PASSAGE SHOWN ::
In short, Vitalik articulates a vision of a world wherein cyberphysical systems (CPS) are not merely aggregates of automated components overseen by humans but exhibit autonomy as institutions as well as an emergent collective intelligence. Critically, this vision stands in stark contrast to the state and corporate sponsored surveillance super-structures which are the primary applications of advancements in artificial intelligence funded and deployed by centralized institutions: surveillance capitalism in the west, and a technologically advanced reincarnation of Soviet cybernetic central planning in the east.

2. Conceptual Models to Understand DAOs

In order to understand and reason about DAOs, this area of research introduces several conceptual models to consider the layers of interaction patterns and criteria involved within and between various institutions. This section is broken down into two subsections: (a) an interscale model for institutions and (b) quantifying the qualitative phenomena of DAOs.

A diagram demonstrating Multi-Scale Feedback: In cryptoeconomic networks, the system level behavior emerges from the agent level behavior responding to rules and incentives implemented as part of cryptoeconomic policy design. The “system” in this context refers to DAOs, while the “agents’’ would be stakeholders of a DAO. Source: Voshmgir, S. and Zargham, M. (2020). “Foundations of Cryptoeconomic Systems.”

2a. Interscale Models for Institutions

Interscale models are used widely in many diverse fields, and are critical to understanding the emergent potential of complex systems. DAOs are institutions which may be more or less formally institutionalized, but nonetheless may be represented as complex socio-economic systems. In a future global ecosystem of DAO proliferation, there are various layers of feedback both within (inter) and between (intra) DAOs that can be grouped according to the following interscale interaction patterns:

  • Agent to Agent (A2A)
  • Agent to Institution (A2I)
  • Institution to Agent (I2A)
  • Institution to Institution (I2I)

While in our research we focus on the relationship between institutions (I2I), the A2A dynamics and A2I dynamics also influence the dynamics of I2I relationships. Furthermore, the internet empowered globalized social community has given rise to the individual (a simple agent) becoming an influencer. These influencers are also a new form of institution as thought leaders. When they make statements on the internet, their statement is regarded as true (by their fans) and false (by their opponents) and can shape culture, technology, and economic policy making.

Multi-Scale Feedback in a global DAO ecosystem reflecting the I2I dynamics of DAOs and other state and non-state actors.

Depending on the purpose of a decentralized organization and their coordination structure, we propose the following perspective: DAOs can be more or less autonomous and have resemblances with nation states, companies or markets. These DAOs then also interact with each other or with other governmental and non-governmental organizations which creates certain (inter/intra) Firm and (inter/intra) State dynamics.

However, in the real world we don’t have an idealized state and an idealized market. On a local level markets are a subsystem of a nation state or region. The distinction between market participants (consumers and producers and all their intermediaries) and citizens (of nation states) is an artificial concept, since any market is subject to the implicit and explicit norms, rules and regulations or a geographical area and it’s jurisdiction and cultural norms.

2b. Quantifying the Qualitative Phenomena of DAOs

Disclaimer: The concepts presented below are part of an ongoing research and the definitions and attributes/metrics presented are not final but approximated assumptions to be refined and reflected with further research and stakeholder feedback.

ENTRIES ::

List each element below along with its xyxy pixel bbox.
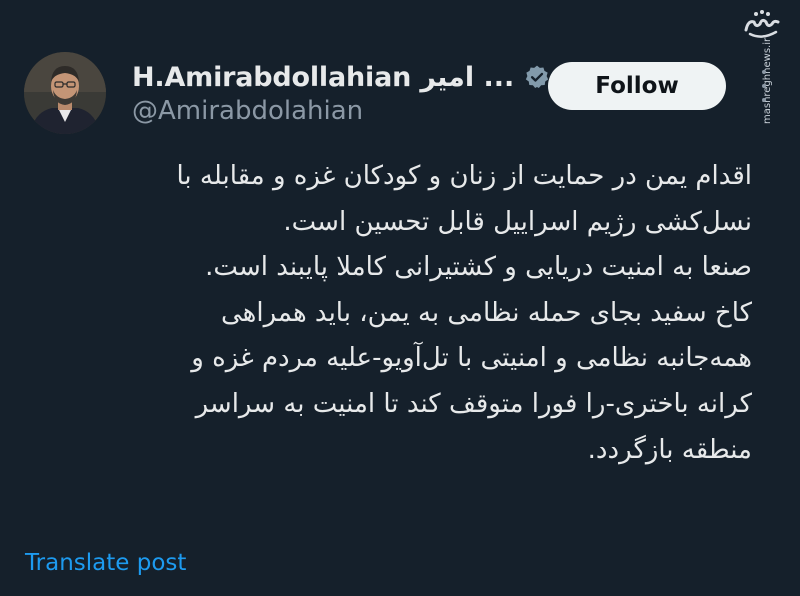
mashregh-logo-icon: [744, 10, 780, 38]
tweet-line: همه‌جانبه نظامی و امنیتی با تل‌آویو-علیه…: [191, 343, 752, 374]
author-handle[interactable]: @Amirabdolahian: [132, 96, 363, 126]
tweet-line: اقدام یمن در حمایت از زنان و کودکان غزه …: [176, 161, 752, 191]
tweet-text: اقدام یمن در حمایت از زنان و کودکان غزه …: [40, 154, 752, 473]
follow-button[interactable]: Follow: [548, 62, 726, 110]
translate-post-link[interactable]: Translate post: [25, 550, 186, 576]
tweet-line: صنعا به امنیت دریایی و کشتیرانی کاملا پا…: [205, 252, 752, 283]
author-display-name[interactable]: H.Amirabdollahian امیر ...: [132, 62, 514, 93]
author-name-row[interactable]: H.Amirabdollahian امیر ...: [132, 60, 550, 94]
more-options-button[interactable]: [752, 70, 776, 102]
more-vertical-icon: [762, 84, 766, 88]
tweet-line: کاخ سفید بجای حمله نظامی به یمن، باید هم…: [220, 297, 752, 328]
watermark-logo: [742, 6, 782, 42]
more-vertical-icon: [762, 98, 766, 102]
tweet-line: نسل‌کشی رژیم اسراییل قابل تحسین است.: [283, 206, 752, 237]
tweet-line: منطقه بازگردد.: [587, 434, 752, 465]
more-vertical-icon: [762, 70, 766, 74]
tweet-line: کرانه باختری-را فورا متوقف کند تا امنیت …: [195, 388, 752, 419]
verified-badge-icon[interactable]: [524, 64, 550, 90]
avatar[interactable]: [24, 52, 106, 134]
profile-photo-icon: [24, 52, 106, 134]
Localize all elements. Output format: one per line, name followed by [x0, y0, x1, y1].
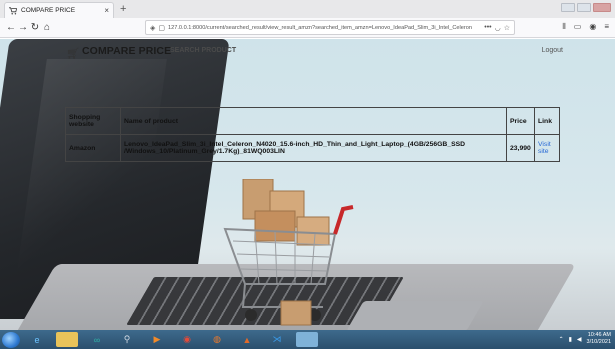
home-icon[interactable]: ⌂: [41, 22, 53, 34]
cell-price: 23,990: [506, 134, 535, 162]
results-table: Shopping website Name of product Price L…: [65, 107, 560, 162]
toolbar-right: ⫴ ▭ ◉ ≡: [562, 22, 609, 32]
reload-icon[interactable]: ↻: [29, 22, 41, 34]
matlab-icon[interactable]: ▲: [236, 332, 258, 347]
header-price: Price: [506, 107, 535, 135]
header-shopping-website: Shopping website: [65, 107, 121, 135]
cell-link: Visit site: [534, 134, 560, 162]
minimize-button[interactable]: [561, 3, 575, 12]
close-window-button[interactable]: [593, 3, 611, 12]
windows-taskbar: e ∞ ⚲ ▶ ◉ ◍ ▲ ⋊ ⌃ ▮ ◀ 10:46 AM 3/10/2021: [0, 330, 615, 349]
site-title[interactable]: COMPARE PRICE: [82, 45, 171, 57]
page-content: 🛒︎ COMPARE PRICE SEARCH PRODUCT Logout S…: [0, 39, 615, 330]
arduino-icon[interactable]: ∞: [86, 332, 108, 347]
firefox-icon[interactable]: ◍: [206, 332, 228, 347]
vscode-icon[interactable]: ⋊: [266, 332, 288, 347]
header-link: Link: [534, 107, 560, 135]
account-icon[interactable]: ◉: [589, 22, 596, 32]
shopping-cart-image: [223, 179, 354, 326]
ie-icon[interactable]: e: [26, 332, 48, 347]
clock[interactable]: 10:46 AM 3/10/2021: [587, 332, 611, 346]
url-text[interactable]: 127.0.0.1:8000/current/searched_result/v…: [168, 25, 481, 31]
table-row: Amazon Lenovo_IdeaPad_Slim_3i_Intel_Cele…: [65, 134, 560, 162]
visit-site-link[interactable]: Visit site: [538, 141, 551, 155]
pocket-icon[interactable]: ◡: [495, 24, 501, 32]
cell-product-name: Lenovo_IdeaPad_Slim_3i_Intel_Celeron_N40…: [120, 134, 507, 162]
trackpad-image: [346, 301, 484, 330]
search-product-link[interactable]: SEARCH PRODUCT: [170, 47, 236, 54]
page-actions-icon[interactable]: •••: [484, 24, 491, 31]
start-button[interactable]: [2, 331, 20, 348]
chrome-icon[interactable]: ◉: [176, 332, 198, 347]
tab-title: COMPARE PRICE: [21, 7, 76, 14]
app-window-icon[interactable]: [296, 332, 318, 347]
new-tab-button[interactable]: +: [120, 3, 126, 15]
address-bar[interactable]: ◈ ▢ 127.0.0.1:8000/current/searched_resu…: [145, 20, 515, 35]
sidebar-icon[interactable]: ▭: [574, 22, 582, 32]
browser-navbar: ← → ↻ ⌂ ◈ ▢ 127.0.0.1:8000/current/searc…: [0, 18, 615, 38]
browser-tab[interactable]: COMPARE PRICE ×: [4, 2, 114, 18]
window-controls: [561, 3, 611, 12]
tab-close-icon[interactable]: ×: [104, 6, 109, 15]
table-header-row: Shopping website Name of product Price L…: [65, 107, 560, 135]
back-icon[interactable]: ←: [5, 22, 17, 34]
tray-arrow-icon[interactable]: ⌃: [559, 336, 564, 343]
bookmark-star-icon[interactable]: ☆: [504, 24, 510, 32]
maximize-button[interactable]: [577, 3, 591, 12]
file-explorer-icon[interactable]: [56, 332, 78, 347]
header-product-name: Name of product: [120, 107, 507, 135]
search-icon[interactable]: ⚲: [116, 332, 138, 347]
clock-time: 10:46 AM: [587, 332, 611, 338]
volume-icon[interactable]: ◀: [577, 336, 582, 343]
menu-icon[interactable]: ≡: [604, 22, 609, 32]
cart-logo-icon: 🛒︎: [66, 48, 80, 60]
forward-icon[interactable]: →: [17, 22, 29, 34]
shield-icon[interactable]: ◈: [150, 24, 155, 32]
library-icon[interactable]: ⫴: [562, 22, 565, 32]
media-player-icon[interactable]: ▶: [146, 332, 168, 347]
page-info-icon[interactable]: ▢: [158, 24, 165, 32]
cell-website: Amazon: [65, 134, 121, 162]
logout-link[interactable]: Logout: [542, 47, 563, 54]
clock-date: 3/10/2021: [586, 339, 611, 345]
network-icon[interactable]: ▮: [569, 336, 572, 343]
cart-favicon-icon: [9, 6, 18, 15]
browser-tab-strip: COMPARE PRICE × +: [0, 0, 615, 18]
system-tray: ⌃ ▮ ◀ 10:46 AM 3/10/2021: [559, 332, 611, 346]
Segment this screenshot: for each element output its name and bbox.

WRITTEN TASK A ::
Decide whether each statement agrees with the passage on DAOs. Answer yes or no, and quote the words from the passage that settle it.
(i) The authors' research focuses mainly on relationships between agents (A2A).
(ii) Section 2 is divided into two subsections.
(iii) The definitions and metrics in subsection 2b are presented as final.
WRITTEN TASK B :: According to the passage on DAOs, what new form do internet influencers represent?
WRITTEN TASK C :: Continue the passage on DAOs after its last sentence.

EXERCISE ANSWER A ::
(i) No: "While in our research we focus on the relationship between institutions (I2I)"
(ii) Yes: "This section is broken down into two subsections"
(iii) No: "the definitions and attributes/metrics presented are not final but approximated assumptions"

EXERCISE ANSWER B :: A new form of institution, as thought leaders.

EXERCISE ANSWER C ::
In this section we will explore some concepts using idealized versions of institutional forms as a tool to construct quantitative metrics. In order to make use of these metrics, we will need to examine real institutions using this lens to see how useful they are. At this stage we will be using the real system to measure the usefulness of the metrics, but as the metrics are refined, we plan to use them in order to assess real world institutions. In other words, we plan to use Wittgenstein’s Ruler to put these metrics to the test in their capability to measure reality.

Wittgenstein’s Ruler: Unless you have confidence in the ruler’s reliability, if you use a ruler to measure a table, you may also be using the table to measure the ruler.

Our research discussions have explored a range of salient attributes of DAOs and we have attempted to embed those attributes in a vector space. We consider a conceptual framework made up of five attributes of DAOs that can be characterized on spectrums: (i) transaction costs, (ii) information availability, (iii) sovereignty, (iv) trust level, (v) rigidity. Our working definitions are as follows:

  1. Transaction costs (ranging from low to high): Describes the extent to which there are impediments to the activities of a stakeholder in a DAO. The concept of transaction costs is based on the notion of friction: it costs attention to make decisions and requires a pareto-optimal modeling of attention. Mental transaction costs and the requirement for mental shortcuts in human socio-economic behaviour have been subject of study in cognitive psychology and behavioral economics for example. But attention is only one of many costs in the context of participating in a DAO. Transaction costs can reflect the cost of automation, co-steering and financial fees, among other costs of coordination.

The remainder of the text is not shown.